Locate every line in the records below that holds the word "JSON" and return each one.

Records to process:
%%

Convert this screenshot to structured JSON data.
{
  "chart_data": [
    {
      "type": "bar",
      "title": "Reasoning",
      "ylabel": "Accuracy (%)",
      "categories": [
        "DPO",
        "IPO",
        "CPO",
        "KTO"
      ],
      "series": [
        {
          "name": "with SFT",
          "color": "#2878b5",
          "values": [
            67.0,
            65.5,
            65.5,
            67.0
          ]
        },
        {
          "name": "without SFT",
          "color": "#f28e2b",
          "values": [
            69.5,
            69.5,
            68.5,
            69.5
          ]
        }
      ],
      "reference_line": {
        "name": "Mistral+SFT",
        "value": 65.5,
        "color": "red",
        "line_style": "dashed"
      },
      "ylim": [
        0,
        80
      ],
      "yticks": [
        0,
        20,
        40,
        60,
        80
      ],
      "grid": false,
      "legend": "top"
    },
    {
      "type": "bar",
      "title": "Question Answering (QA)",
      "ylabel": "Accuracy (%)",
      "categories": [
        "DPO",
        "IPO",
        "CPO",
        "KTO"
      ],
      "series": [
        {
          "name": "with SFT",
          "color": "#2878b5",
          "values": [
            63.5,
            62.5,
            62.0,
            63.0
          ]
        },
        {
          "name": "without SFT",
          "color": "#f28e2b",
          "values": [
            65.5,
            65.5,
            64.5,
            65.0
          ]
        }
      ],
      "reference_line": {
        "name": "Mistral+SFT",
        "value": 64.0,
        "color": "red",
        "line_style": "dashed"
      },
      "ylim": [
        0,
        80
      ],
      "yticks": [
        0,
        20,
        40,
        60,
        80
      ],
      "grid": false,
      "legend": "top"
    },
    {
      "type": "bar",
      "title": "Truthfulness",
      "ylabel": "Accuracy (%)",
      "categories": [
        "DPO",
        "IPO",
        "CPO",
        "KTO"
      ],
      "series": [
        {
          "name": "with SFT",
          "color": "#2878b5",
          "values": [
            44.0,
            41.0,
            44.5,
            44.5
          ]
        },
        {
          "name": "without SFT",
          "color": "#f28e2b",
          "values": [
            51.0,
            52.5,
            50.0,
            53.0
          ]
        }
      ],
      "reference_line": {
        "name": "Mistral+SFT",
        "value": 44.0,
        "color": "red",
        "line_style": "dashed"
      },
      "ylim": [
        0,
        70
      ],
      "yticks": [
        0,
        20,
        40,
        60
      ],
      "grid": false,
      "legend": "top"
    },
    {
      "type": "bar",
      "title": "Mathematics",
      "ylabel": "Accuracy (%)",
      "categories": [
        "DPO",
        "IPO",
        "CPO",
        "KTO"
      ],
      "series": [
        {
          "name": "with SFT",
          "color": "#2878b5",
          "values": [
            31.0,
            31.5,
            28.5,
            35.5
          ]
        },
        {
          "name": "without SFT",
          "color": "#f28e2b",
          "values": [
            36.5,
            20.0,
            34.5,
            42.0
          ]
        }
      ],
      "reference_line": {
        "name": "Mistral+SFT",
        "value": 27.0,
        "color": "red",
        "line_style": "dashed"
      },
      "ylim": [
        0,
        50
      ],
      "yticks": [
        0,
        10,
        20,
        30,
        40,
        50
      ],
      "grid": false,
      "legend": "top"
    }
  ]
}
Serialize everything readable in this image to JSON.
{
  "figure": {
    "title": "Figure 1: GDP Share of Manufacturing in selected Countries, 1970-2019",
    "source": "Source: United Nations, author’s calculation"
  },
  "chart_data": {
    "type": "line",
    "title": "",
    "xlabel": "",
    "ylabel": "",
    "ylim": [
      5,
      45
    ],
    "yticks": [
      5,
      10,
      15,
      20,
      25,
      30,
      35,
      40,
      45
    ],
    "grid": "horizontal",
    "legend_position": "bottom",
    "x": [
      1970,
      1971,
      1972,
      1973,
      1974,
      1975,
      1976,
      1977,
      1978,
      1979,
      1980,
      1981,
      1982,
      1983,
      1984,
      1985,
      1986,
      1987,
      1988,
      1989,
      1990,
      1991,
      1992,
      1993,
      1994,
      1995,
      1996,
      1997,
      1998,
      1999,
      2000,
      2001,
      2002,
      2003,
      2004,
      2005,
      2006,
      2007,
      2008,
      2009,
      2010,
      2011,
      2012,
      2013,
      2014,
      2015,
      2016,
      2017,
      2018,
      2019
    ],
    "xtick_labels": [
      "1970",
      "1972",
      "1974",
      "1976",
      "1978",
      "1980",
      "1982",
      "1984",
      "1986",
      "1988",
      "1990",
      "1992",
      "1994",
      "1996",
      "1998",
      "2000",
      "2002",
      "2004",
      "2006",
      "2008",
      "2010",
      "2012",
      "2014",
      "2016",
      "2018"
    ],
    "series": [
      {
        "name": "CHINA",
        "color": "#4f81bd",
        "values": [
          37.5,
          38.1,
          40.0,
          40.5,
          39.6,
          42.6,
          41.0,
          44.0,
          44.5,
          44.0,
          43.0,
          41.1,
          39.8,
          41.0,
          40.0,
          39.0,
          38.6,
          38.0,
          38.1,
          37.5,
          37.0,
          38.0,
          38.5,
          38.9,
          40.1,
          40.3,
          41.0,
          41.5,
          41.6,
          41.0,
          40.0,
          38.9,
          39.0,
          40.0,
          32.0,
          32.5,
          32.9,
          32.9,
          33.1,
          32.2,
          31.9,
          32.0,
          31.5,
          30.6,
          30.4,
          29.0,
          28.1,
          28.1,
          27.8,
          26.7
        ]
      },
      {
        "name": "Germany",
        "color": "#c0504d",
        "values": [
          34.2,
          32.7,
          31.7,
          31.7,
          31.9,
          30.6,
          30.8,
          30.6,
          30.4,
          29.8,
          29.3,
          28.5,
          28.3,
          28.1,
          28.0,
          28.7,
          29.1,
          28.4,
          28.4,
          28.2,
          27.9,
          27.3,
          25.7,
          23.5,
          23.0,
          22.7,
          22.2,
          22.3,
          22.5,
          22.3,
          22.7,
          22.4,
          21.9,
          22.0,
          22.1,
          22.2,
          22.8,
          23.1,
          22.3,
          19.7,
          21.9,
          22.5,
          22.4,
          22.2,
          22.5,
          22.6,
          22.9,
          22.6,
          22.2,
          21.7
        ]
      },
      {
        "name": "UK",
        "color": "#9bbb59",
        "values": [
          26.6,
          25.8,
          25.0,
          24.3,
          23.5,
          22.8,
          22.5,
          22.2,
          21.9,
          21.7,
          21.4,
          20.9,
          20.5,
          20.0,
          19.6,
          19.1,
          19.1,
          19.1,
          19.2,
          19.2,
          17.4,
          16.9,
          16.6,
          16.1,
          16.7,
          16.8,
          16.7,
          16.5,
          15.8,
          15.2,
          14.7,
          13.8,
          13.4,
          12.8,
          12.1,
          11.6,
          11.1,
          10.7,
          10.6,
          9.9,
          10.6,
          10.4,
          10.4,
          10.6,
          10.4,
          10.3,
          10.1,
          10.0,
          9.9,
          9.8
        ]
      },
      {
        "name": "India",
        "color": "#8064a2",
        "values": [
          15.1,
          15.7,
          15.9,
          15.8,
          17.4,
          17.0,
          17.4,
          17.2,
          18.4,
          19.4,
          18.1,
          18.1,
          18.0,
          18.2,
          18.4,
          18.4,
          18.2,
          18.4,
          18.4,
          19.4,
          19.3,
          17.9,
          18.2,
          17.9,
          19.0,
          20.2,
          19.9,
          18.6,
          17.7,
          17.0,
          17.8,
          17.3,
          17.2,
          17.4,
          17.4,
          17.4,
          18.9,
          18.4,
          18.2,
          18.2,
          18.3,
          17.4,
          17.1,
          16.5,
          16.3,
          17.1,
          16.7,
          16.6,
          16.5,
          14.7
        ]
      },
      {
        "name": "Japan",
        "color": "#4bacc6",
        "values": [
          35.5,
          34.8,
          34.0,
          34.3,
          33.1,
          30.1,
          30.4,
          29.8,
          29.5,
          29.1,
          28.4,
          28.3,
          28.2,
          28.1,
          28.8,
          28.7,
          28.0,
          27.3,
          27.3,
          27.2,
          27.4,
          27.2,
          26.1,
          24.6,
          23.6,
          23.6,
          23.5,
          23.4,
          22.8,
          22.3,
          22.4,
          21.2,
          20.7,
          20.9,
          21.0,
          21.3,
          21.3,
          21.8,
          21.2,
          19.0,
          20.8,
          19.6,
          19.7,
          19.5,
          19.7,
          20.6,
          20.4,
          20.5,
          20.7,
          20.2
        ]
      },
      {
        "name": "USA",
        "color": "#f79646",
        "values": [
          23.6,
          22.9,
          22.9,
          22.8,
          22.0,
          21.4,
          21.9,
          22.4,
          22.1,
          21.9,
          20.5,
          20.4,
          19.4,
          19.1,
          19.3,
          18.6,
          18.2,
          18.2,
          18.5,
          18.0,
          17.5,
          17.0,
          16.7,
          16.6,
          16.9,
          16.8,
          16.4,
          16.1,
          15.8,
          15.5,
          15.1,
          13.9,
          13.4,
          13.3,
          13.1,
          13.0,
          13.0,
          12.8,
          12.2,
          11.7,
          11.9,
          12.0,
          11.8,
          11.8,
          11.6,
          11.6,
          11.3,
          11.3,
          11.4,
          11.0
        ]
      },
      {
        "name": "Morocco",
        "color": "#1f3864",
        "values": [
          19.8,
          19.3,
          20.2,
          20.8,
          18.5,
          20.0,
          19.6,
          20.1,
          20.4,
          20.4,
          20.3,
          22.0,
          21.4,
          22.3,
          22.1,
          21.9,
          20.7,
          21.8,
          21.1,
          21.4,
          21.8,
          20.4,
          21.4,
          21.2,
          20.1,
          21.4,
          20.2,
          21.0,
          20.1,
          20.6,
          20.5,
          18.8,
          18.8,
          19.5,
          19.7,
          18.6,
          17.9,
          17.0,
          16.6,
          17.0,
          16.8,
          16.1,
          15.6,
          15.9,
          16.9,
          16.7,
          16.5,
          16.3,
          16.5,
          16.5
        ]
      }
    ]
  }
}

%%

Exercise response:
Convert this screenshot to structured JSON data.
Serialize everything readable in this image to JSON.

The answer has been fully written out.